## The task
Each entry below is to be given again word for word, with no pictures.
--------------------
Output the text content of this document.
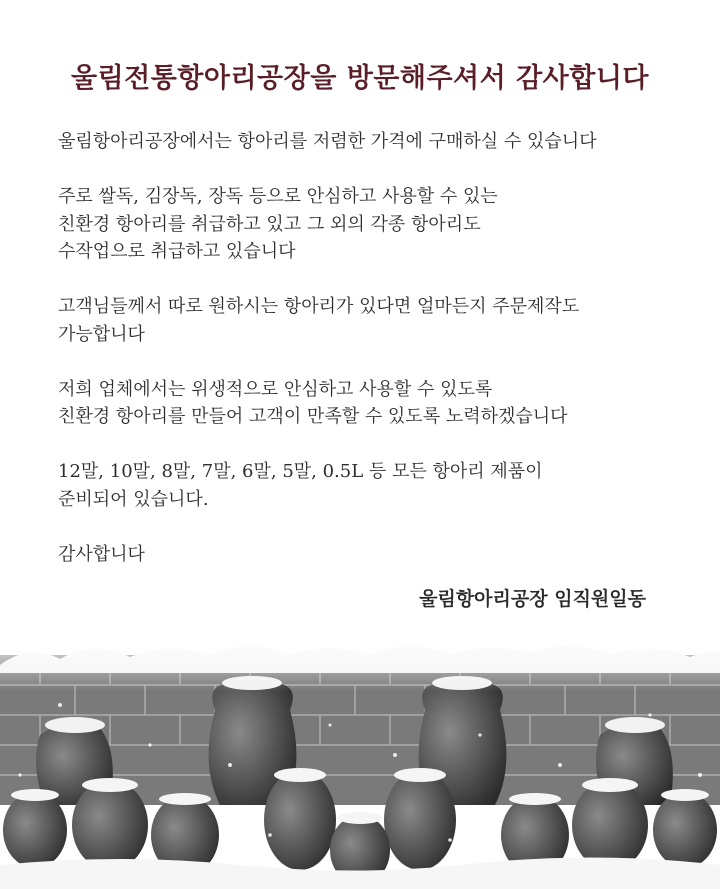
울림전통항아리공장을 방문해주셔서 감사합니다

울림항아리공장에서는 항아리를 저렴한 가격에 구매하실 수 있습니다

주로 쌀독, 김장독, 장독 등으로 안심하고 사용할 수 있는
친환경 항아리를 취급하고 있고 그 외의 각종 항아리도
수작업으로 취급하고 있습니다

고객님들께서 따로 원하시는 항아리가 있다면 얼마든지 주문제작도
가능합니다

저희 업체에서는 위생적으로 안심하고 사용할 수 있도록
친환경 항아리를 만들어 고객이 만족할 수 있도록 노력하겠습니다

12말, 10말, 8말, 7말, 6말, 5말, 0.5L 등 모든 항아리 제품이
준비되어 있습니다.

감사합니다

울림항아리공장 임직원일동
--------------------
## Response
Output the text content of this document.
울림전통항아리공장을 방문해주셔서 감사합니다

울림항아리공장에서는 항아리를 저렴한 가격에 구매하실 수 있습니다

주로 쌀독, 김장독, 장독 등으로 안심하고 사용할 수 있는
친환경 항아리를 취급하고 있고 그 외의 각종 항아리도
수작업으로 취급하고 있습니다

고객님들께서 따로 원하시는 항아리가 있다면 얼마든지 주문제작도
가능합니다

저희 업체에서는 위생적으로 안심하고 사용할 수 있도록
친환경 항아리를 만들어 고객이 만족할 수 있도록 노력하겠습니다

12말, 10말, 8말, 7말, 6말, 5말, 0.5L 등 모든 항아리 제품이
준비되어 있습니다.

감사합니다

울림항아리공장 임직원일동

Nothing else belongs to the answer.